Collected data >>
.....

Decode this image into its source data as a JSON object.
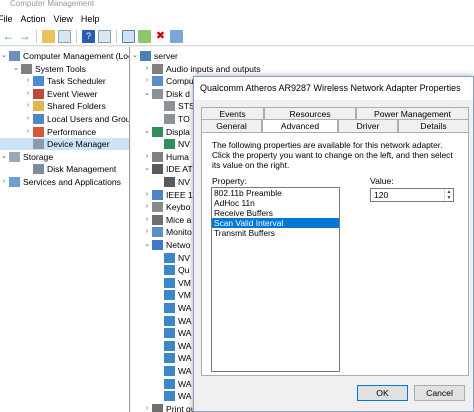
{
  "window": {
    "title": "Computer Management"
  },
  "menu": {
    "file": "File",
    "action": "Action",
    "view": "View",
    "help": "Help"
  },
  "left_tree": [
    {
      "label": "Computer Management (Local",
      "icon": "computer-management-icon",
      "indent": 0,
      "arrow": "v"
    },
    {
      "label": "System Tools",
      "icon": "tools-icon",
      "indent": 1,
      "arrow": "v"
    },
    {
      "label": "Task Scheduler",
      "icon": "clock-icon",
      "indent": 2,
      "arrow": ">"
    },
    {
      "label": "Event Viewer",
      "icon": "event-viewer-icon",
      "indent": 2,
      "arrow": ">"
    },
    {
      "label": "Shared Folders",
      "icon": "shared-folder-icon",
      "indent": 2,
      "arrow": ">"
    },
    {
      "label": "Local Users and Groups",
      "icon": "users-icon",
      "indent": 2,
      "arrow": ">"
    },
    {
      "label": "Performance",
      "icon": "performance-icon",
      "indent": 2,
      "arrow": ">"
    },
    {
      "label": "Device Manager",
      "icon": "device-manager-icon",
      "indent": 2,
      "arrow": "",
      "selected": true
    },
    {
      "label": "Storage",
      "icon": "storage-icon",
      "indent": 0,
      "arrow": "v"
    },
    {
      "label": "Disk Management",
      "icon": "disk-icon",
      "indent": 2,
      "arrow": ""
    },
    {
      "label": "Services and Applications",
      "icon": "services-icon",
      "indent": 0,
      "arrow": ">"
    }
  ],
  "right_tree": [
    {
      "label": "server",
      "icon": "computer-icon",
      "indent": 0,
      "arrow": "v"
    },
    {
      "label": "Audio inputs and outputs",
      "icon": "audio-icon",
      "indent": 1,
      "arrow": ">"
    },
    {
      "label": "Compu",
      "icon": "monitor-icon",
      "indent": 1,
      "arrow": ">"
    },
    {
      "label": "Disk d",
      "icon": "disk-drive-icon",
      "indent": 1,
      "arrow": "v"
    },
    {
      "label": "STS",
      "icon": "disk-drive-icon",
      "indent": 2,
      "arrow": ""
    },
    {
      "label": "TO",
      "icon": "disk-drive-icon",
      "indent": 2,
      "arrow": ""
    },
    {
      "label": "Displa",
      "icon": "display-adapter-icon",
      "indent": 1,
      "arrow": "v"
    },
    {
      "label": "NV",
      "icon": "display-adapter-icon",
      "indent": 2,
      "arrow": ""
    },
    {
      "label": "Huma",
      "icon": "hid-icon",
      "indent": 1,
      "arrow": ">"
    },
    {
      "label": "IDE AT",
      "icon": "ide-icon",
      "indent": 1,
      "arrow": "v"
    },
    {
      "label": "NV",
      "icon": "ide-icon",
      "indent": 2,
      "arrow": ""
    },
    {
      "label": "IEEE 13",
      "icon": "ieee-icon",
      "indent": 1,
      "arrow": ">"
    },
    {
      "label": "Keybo",
      "icon": "keyboard-icon",
      "indent": 1,
      "arrow": ">"
    },
    {
      "label": "Mice a",
      "icon": "mouse-icon",
      "indent": 1,
      "arrow": ">"
    },
    {
      "label": "Monito",
      "icon": "monitor-icon",
      "indent": 1,
      "arrow": ">"
    },
    {
      "label": "Netwo",
      "icon": "network-icon",
      "indent": 1,
      "arrow": "v"
    },
    {
      "label": "NV",
      "icon": "network-adapter-icon",
      "indent": 2,
      "arrow": ""
    },
    {
      "label": "Qu",
      "icon": "network-adapter-icon",
      "indent": 2,
      "arrow": ""
    },
    {
      "label": "VM",
      "icon": "network-adapter-icon",
      "indent": 2,
      "arrow": ""
    },
    {
      "label": "VM",
      "icon": "network-adapter-icon",
      "indent": 2,
      "arrow": ""
    },
    {
      "label": "WA",
      "icon": "network-adapter-icon",
      "indent": 2,
      "arrow": ""
    },
    {
      "label": "WA",
      "icon": "network-adapter-icon",
      "indent": 2,
      "arrow": ""
    },
    {
      "label": "WA",
      "icon": "network-adapter-icon",
      "indent": 2,
      "arrow": ""
    },
    {
      "label": "WA",
      "icon": "network-adapter-icon",
      "indent": 2,
      "arrow": ""
    },
    {
      "label": "WA",
      "icon": "network-adapter-icon",
      "indent": 2,
      "arrow": ""
    },
    {
      "label": "WA",
      "icon": "network-adapter-icon",
      "indent": 2,
      "arrow": ""
    },
    {
      "label": "WA",
      "icon": "network-adapter-icon",
      "indent": 2,
      "arrow": ""
    },
    {
      "label": "WA",
      "icon": "network-adapter-icon",
      "indent": 2,
      "arrow": ""
    },
    {
      "label": "Print queues",
      "icon": "printer-icon",
      "indent": 1,
      "arrow": ">"
    }
  ],
  "dialog": {
    "title": "Qualcomm Atheros AR9287 Wireless Network Adapter Properties",
    "tabs_row1": [
      "Events",
      "Resources",
      "Power Management"
    ],
    "tabs_row2": [
      "General",
      "Advanced",
      "Driver",
      "Details"
    ],
    "active_tab": "Advanced",
    "description": "The following properties are available for this network adapter. Click the property you want to change on the left, and then select its value on the right.",
    "property_label": "Property:",
    "value_label": "Value:",
    "properties": [
      "802.11b Preamble",
      "AdHoc 11n",
      "Receive Buffers",
      "Scan Valid Interval",
      "Transmit Buffers"
    ],
    "selected_property": "Scan Valid Interval",
    "value": "120",
    "ok_label": "OK",
    "cancel_label": "Cancel"
  },
  "colors": {
    "selection": "#0078d7",
    "tree_selection": "#cce4f7"
  }
}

.....

PROBLEM TO SOLVE >>
Copy all the lines of data exactly as they appear, dropping any images.

SOLVED PROBLEM >>
Decode this image into its source data as a JSON object.
{
  "window": {
    "title": "Computer Management"
  },
  "menu": {
    "file": "File",
    "action": "Action",
    "view": "View",
    "help": "Help"
  },
  "left_tree": [
    {
      "label": "Computer Management (Local",
      "icon": "computer-management-icon",
      "indent": 0,
      "arrow": "v"
    },
    {
      "label": "System Tools",
      "icon": "tools-icon",
      "indent": 1,
      "arrow": "v"
    },
    {
      "label": "Task Scheduler",
      "icon": "clock-icon",
      "indent": 2,
      "arrow": ">"
    },
    {
      "label": "Event Viewer",
      "icon": "event-viewer-icon",
      "indent": 2,
      "arrow": ">"
    },
    {
      "label": "Shared Folders",
      "icon": "shared-folder-icon",
      "indent": 2,
      "arrow": ">"
    },
    {
      "label": "Local Users and Groups",
      "icon": "users-icon",
      "indent": 2,
      "arrow": ">"
    },
    {
      "label": "Performance",
      "icon": "performance-icon",
      "indent": 2,
      "arrow": ">"
    },
    {
      "label": "Device Manager",
      "icon": "device-manager-icon",
      "indent": 2,
      "arrow": "",
      "selected": true
    },
    {
      "label": "Storage",
      "icon": "storage-icon",
      "indent": 0,
      "arrow": "v"
    },
    {
      "label": "Disk Management",
      "icon": "disk-icon",
      "indent": 2,
      "arrow": ""
    },
    {
      "label": "Services and Applications",
      "icon": "services-icon",
      "indent": 0,
      "arrow": ">"
    }
  ],
  "right_tree": [
    {
      "label": "server",
      "icon": "computer-icon",
      "indent": 0,
      "arrow": "v"
    },
    {
      "label": "Audio inputs and outputs",
      "icon": "audio-icon",
      "indent": 1,
      "arrow": ">"
    },
    {
      "label": "Compu",
      "icon": "monitor-icon",
      "indent": 1,
      "arrow": ">"
    },
    {
      "label": "Disk d",
      "icon": "disk-drive-icon",
      "indent": 1,
      "arrow": "v"
    },
    {
      "label": "STS",
      "icon": "disk-drive-icon",
      "indent": 2,
      "arrow": ""
    },
    {
      "label": "TO",
      "icon": "disk-drive-icon",
      "indent": 2,
      "arrow": ""
    },
    {
      "label": "Displa",
      "icon": "display-adapter-icon",
      "indent": 1,
      "arrow": "v"
    },
    {
      "label": "NV",
      "icon": "display-adapter-icon",
      "indent": 2,
      "arrow": ""
    },
    {
      "label": "Huma",
      "icon": "hid-icon",
      "indent": 1,
      "arrow": ">"
    },
    {
      "label": "IDE AT",
      "icon": "ide-icon",
      "indent": 1,
      "arrow": "v"
    },
    {
      "label": "NV",
      "icon": "ide-icon",
      "indent": 2,
      "arrow": ""
    },
    {
      "label": "IEEE 13",
      "icon": "ieee-icon",
      "indent": 1,
      "arrow": ">"
    },
    {
      "label": "Keybo",
      "icon": "keyboard-icon",
      "indent": 1,
      "arrow": ">"
    },
    {
      "label": "Mice a",
      "icon": "mouse-icon",
      "indent": 1,
      "arrow": ">"
    },
    {
      "label": "Monito",
      "icon": "monitor-icon",
      "indent": 1,
      "arrow": ">"
    },
    {
      "label": "Netwo",
      "icon": "network-icon",
      "indent": 1,
      "arrow": "v"
    },
    {
      "label": "NV",
      "icon": "network-adapter-icon",
      "indent": 2,
      "arrow": ""
    },
    {
      "label": "Qu",
      "icon": "network-adapter-icon",
      "indent": 2,
      "arrow": ""
    },
    {
      "label": "VM",
      "icon": "network-adapter-icon",
      "indent": 2,
      "arrow": ""
    },
    {
      "label": "VM",
      "icon": "network-adapter-icon",
      "indent": 2,
      "arrow": ""
    },
    {
      "label": "WA",
      "icon": "network-adapter-icon",
      "indent": 2,
      "arrow": ""
    },
    {
      "label": "WA",
      "icon": "network-adapter-icon",
      "indent": 2,
      "arrow": ""
    },
    {
      "label": "WA",
      "icon": "network-adapter-icon",
      "indent": 2,
      "arrow": ""
    },
    {
      "label": "WA",
      "icon": "network-adapter-icon",
      "indent": 2,
      "arrow": ""
    },
    {
      "label": "WA",
      "icon": "network-adapter-icon",
      "indent": 2,
      "arrow": ""
    },
    {
      "label": "WA",
      "icon": "network-adapter-icon",
      "indent": 2,
      "arrow": ""
    },
    {
      "label": "WA",
      "icon": "network-adapter-icon",
      "indent": 2,
      "arrow": ""
    },
    {
      "label": "WA",
      "icon": "network-adapter-icon",
      "indent": 2,
      "arrow": ""
    },
    {
      "label": "Print queues",
      "icon": "printer-icon",
      "indent": 1,
      "arrow": ">"
    }
  ],
  "dialog": {
    "title": "Qualcomm Atheros AR9287 Wireless Network Adapter Properties",
    "tabs_row1": [
      "Events",
      "Resources",
      "Power Management"
    ],
    "tabs_row2": [
      "General",
      "Advanced",
      "Driver",
      "Details"
    ],
    "active_tab": "Advanced",
    "description": "The following properties are available for this network adapter. Click the property you want to change on the left, and then select its value on the right.",
    "property_label": "Property:",
    "value_label": "Value:",
    "properties": [
      "802.11b Preamble",
      "AdHoc 11n",
      "Receive Buffers",
      "Scan Valid Interval",
      "Transmit Buffers"
    ],
    "selected_property": "Scan Valid Interval",
    "value": "120",
    "ok_label": "OK",
    "cancel_label": "Cancel"
  },
  "colors": {
    "selection": "#0078d7",
    "tree_selection": "#cce4f7"
  }
}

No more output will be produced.